◆ **EXERCISE REQUIREMENTS**:
The answer is one number: how many lines hold the string "site".

-- start of ROWS --

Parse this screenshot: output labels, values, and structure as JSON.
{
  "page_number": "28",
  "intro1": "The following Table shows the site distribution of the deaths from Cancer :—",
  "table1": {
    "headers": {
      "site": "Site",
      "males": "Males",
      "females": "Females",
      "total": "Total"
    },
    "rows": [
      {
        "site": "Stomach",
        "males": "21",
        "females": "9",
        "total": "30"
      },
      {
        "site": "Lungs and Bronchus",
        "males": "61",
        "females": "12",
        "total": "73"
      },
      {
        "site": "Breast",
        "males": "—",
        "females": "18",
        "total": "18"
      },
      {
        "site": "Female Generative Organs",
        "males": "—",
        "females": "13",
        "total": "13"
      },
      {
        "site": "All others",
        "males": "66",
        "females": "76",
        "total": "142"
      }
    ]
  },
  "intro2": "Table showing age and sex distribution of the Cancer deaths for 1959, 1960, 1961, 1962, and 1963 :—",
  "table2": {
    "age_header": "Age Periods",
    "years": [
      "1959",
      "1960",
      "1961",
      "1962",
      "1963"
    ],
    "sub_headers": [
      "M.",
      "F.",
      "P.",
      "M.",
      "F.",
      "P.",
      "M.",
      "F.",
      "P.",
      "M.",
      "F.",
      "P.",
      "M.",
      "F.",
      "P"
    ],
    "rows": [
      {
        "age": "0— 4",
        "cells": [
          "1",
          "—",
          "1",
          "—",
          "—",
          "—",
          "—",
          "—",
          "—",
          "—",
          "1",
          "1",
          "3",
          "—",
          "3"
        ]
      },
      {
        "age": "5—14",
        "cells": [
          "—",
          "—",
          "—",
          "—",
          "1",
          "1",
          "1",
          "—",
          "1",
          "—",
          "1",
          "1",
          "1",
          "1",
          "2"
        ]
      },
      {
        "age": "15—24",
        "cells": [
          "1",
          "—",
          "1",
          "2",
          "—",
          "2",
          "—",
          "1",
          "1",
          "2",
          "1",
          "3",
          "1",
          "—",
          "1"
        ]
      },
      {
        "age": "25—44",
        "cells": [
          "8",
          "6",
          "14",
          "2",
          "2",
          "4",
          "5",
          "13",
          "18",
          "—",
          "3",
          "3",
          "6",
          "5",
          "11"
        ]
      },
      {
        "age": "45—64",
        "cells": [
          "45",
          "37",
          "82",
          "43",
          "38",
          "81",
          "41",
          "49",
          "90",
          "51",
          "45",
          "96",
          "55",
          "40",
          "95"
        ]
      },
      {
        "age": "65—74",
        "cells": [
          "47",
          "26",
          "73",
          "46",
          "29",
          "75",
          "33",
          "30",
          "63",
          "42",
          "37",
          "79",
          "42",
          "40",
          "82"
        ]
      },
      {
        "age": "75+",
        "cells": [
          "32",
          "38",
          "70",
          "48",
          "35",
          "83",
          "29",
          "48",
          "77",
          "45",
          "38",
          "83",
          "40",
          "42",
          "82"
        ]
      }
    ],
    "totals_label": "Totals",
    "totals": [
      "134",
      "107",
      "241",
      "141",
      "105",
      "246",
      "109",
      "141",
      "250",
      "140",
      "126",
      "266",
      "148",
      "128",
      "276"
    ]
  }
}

-- end of ROWS --

◆ **WRITTEN RESPONSE**:
7